• _Prompt_
From the entries that follow, gather each line holding the word "鼓励披露标准".

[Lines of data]
= = =

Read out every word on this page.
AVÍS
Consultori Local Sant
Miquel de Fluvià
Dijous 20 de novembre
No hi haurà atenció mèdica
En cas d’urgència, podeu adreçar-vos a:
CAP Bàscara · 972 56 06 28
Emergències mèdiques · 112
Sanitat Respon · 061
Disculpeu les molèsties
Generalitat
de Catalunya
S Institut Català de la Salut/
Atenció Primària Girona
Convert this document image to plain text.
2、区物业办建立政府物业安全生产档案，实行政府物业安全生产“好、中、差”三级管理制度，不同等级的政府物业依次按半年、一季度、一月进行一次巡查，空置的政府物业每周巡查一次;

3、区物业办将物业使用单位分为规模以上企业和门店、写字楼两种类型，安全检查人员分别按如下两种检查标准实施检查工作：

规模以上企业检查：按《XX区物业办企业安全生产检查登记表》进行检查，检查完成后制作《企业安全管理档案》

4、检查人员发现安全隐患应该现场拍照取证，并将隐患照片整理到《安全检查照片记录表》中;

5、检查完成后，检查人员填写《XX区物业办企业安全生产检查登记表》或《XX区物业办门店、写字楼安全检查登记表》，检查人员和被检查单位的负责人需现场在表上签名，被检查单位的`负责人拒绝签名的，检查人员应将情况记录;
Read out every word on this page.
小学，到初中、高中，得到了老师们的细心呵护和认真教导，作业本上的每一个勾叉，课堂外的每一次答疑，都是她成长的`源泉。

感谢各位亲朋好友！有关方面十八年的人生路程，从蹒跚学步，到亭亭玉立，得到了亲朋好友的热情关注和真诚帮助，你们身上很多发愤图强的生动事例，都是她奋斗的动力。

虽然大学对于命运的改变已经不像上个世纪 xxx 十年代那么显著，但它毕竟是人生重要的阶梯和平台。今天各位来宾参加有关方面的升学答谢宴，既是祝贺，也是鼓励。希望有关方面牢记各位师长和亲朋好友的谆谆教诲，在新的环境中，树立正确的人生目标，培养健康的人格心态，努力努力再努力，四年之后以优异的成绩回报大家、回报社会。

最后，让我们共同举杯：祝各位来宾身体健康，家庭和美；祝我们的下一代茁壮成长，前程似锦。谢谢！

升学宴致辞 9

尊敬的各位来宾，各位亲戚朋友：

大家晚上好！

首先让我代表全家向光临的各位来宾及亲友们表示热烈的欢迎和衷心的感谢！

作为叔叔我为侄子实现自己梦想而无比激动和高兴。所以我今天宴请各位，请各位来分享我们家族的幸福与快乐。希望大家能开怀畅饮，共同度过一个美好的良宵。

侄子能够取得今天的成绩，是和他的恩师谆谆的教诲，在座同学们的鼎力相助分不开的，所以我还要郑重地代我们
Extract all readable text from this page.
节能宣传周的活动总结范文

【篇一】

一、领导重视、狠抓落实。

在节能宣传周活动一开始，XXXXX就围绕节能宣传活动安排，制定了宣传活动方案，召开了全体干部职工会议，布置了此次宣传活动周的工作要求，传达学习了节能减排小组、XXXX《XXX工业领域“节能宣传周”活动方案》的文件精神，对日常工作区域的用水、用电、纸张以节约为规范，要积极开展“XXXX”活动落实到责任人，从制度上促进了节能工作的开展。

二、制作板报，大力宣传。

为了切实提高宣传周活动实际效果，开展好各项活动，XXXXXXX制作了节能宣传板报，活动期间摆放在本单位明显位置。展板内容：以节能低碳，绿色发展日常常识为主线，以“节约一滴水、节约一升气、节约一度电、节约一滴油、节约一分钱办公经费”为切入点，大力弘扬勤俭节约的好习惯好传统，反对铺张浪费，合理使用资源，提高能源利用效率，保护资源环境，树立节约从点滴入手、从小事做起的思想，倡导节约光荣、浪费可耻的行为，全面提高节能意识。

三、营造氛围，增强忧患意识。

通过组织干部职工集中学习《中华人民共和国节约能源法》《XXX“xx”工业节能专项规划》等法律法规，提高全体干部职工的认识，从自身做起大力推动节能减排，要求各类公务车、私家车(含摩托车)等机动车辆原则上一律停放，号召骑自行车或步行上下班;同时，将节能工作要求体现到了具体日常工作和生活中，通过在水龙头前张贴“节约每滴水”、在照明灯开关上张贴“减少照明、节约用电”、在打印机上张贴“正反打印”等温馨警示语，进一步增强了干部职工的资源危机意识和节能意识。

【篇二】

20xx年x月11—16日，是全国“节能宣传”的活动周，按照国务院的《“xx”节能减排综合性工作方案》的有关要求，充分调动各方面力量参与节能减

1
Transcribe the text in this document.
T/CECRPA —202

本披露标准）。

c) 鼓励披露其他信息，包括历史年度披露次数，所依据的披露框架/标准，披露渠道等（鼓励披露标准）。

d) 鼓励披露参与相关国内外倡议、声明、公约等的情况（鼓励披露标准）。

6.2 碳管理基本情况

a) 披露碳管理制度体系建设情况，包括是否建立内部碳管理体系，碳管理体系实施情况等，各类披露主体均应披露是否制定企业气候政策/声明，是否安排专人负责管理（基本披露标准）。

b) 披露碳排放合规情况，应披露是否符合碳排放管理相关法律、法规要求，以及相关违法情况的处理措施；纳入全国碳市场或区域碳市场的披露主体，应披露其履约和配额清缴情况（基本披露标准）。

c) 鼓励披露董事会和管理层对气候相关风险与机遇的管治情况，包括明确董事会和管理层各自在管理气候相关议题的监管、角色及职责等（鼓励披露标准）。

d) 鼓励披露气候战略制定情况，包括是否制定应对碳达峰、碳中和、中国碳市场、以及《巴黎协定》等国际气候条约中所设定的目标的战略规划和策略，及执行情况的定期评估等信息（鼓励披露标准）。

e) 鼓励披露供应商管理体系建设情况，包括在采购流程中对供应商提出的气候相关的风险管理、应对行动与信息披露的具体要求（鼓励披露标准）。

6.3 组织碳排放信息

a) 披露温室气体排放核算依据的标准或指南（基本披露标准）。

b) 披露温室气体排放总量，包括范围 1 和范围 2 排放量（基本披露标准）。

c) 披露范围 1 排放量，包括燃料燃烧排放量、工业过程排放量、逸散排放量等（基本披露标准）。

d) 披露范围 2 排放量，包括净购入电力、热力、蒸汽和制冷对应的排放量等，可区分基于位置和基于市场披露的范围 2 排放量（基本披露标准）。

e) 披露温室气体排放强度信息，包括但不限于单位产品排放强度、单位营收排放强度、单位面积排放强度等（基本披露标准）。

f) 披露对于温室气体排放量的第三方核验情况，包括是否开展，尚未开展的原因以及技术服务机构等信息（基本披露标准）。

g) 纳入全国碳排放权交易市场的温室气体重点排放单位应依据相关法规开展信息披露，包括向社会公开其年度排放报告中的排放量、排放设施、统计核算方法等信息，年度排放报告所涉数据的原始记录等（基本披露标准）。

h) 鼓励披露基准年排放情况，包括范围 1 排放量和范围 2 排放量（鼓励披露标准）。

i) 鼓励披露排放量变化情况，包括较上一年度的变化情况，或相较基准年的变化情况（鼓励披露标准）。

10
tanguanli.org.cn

= = =

• _The output_
c) 鼓励披露其他信息，包括历史年度披露次数，所依据的披露框架/标准，披露渠道等（鼓励披露标准）。
d) 鼓励披露参与相关国内外倡议、声明、公约等的情况（鼓励披露标准）。
c) 鼓励披露董事会和管理层对气候相关风险与机遇的管治情况，包括明确董事会和管理层各自在管理气候相关议题的监管、角色及职责等（鼓励披露标准）。
d) 鼓励披露气候战略制定情况，包括是否制定应对碳达峰、碳中和、中国碳市场、以及《巴黎协定》等国际气候条约中所设定的目标的战略规划和策略，及执行情况的定期评估等信息（鼓励披露标准）。
e) 鼓励披露供应商管理体系建设情况，包括在采购流程中对供应商提出的气候相关的风险管理、应对行动与信息披露的具体要求（鼓励披露标准）。
h) 鼓励披露基准年排放情况，包括范围 1 排放量和范围 2 排放量（鼓励披露标准）。
i) 鼓励披露排放量变化情况，包括较上一年度的变化情况，或相较基准年的变化情况（鼓励披露标准）。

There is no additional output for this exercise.